== Goals ==
1. From the hedge fund crowding text, copy the passage between "U.S. hedge funds share" and "2014 hedge fund herding.", inclusive.
2. List every reason the hedge fund crowding text gives for being careful with crowded ideas.
3. Answer these from the hedge fund crowding text:
(a) About how many U.S. hedge funds did HF Aggregate draw its securities from?
(b) What index stood for the U.S. Market?
(c) What was the estimated future tracking error of the Q3 2014 HF Aggregate relative to the Market?

== Document segment ==
U.S. hedge funds share a few systematic and idiosyncratic long bets. These crowded bets are the main sources of aggregate hedge fund relative performance and of many individual funds’ returns. We survey the risk factors and the stocks behind most of Q3 2014 hedge fund herding.

Investors should treat crowded ideas with caution: Due to the congestion of their hedge fund investor base, crowded stocks tend to be more volatile and are vulnerable to mass selling. In addition, the risk-adjusted performance of consensus bets has been disappointing.

Identifying Crowding

This piece follows the approach of our earlier articles on fund crowding: We created an aggregate position-weighted portfolio (HF Aggregate) consisting of popular securities held by approximately 500 U.S. hedge funds with medium to low turnover. We then evaluated the HF Aggregate risk relative to the U.S. Market (Russell 3000) using AlphaBetaWorks’ Statistical Equity Risk Model and looked for evidence of crowding. Finally, we analyzed risk and calculated each fund’s tracking error relative to HF Aggregate to see which most closely resembled it.

Hedge Fund Aggregate Risk

The Q3 2014 HF Aggregate had 2.7% estimated future tracking error relative to the Market. Risk was evenly split between factor (systematic) and residual (idiosyncratic) bets:

 Source Volatility (%) Share of Variance (%)

== Data excerpt ==
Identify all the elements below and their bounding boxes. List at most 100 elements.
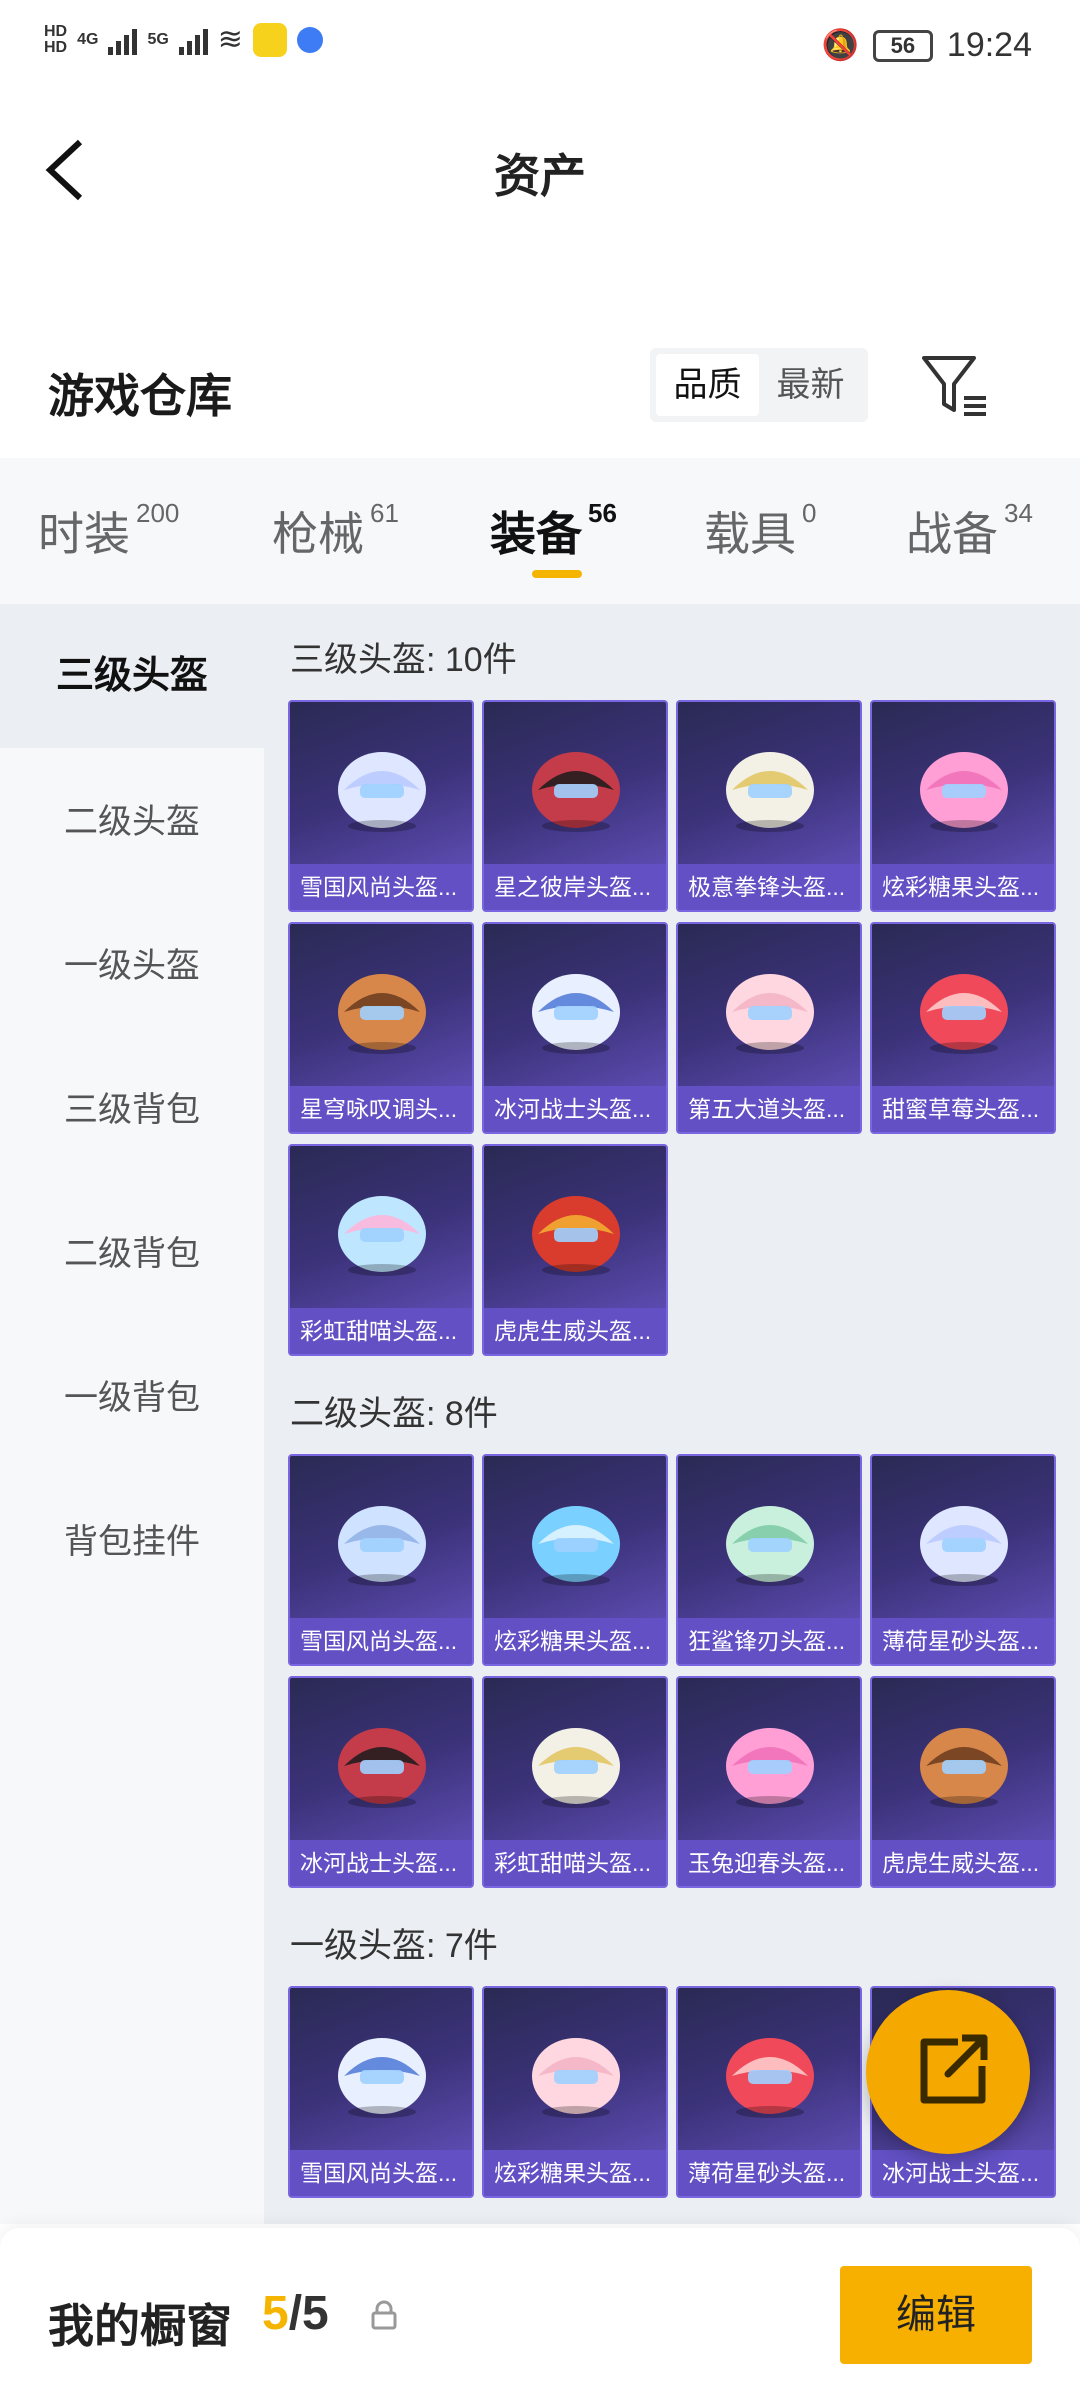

== Task answers ==
1.
U.S. hedge funds share a few systematic and idiosyncratic long bets. These crowded bets are the main sources of aggregate hedge fund relative performance and of many individual funds’ returns. We survey the risk factors and the stocks behind most of Q3 2014 hedge fund herding.

2.
- Crowded stocks tend to be more volatile.
- Crowded stocks are vulnerable to mass selling.
- The risk-adjusted performance of consensus bets has been disappointing.

3.
(a) About 500 U.S. hedge funds with medium to low turnover.
(b) The Russell 3000.
(c) 2.7%.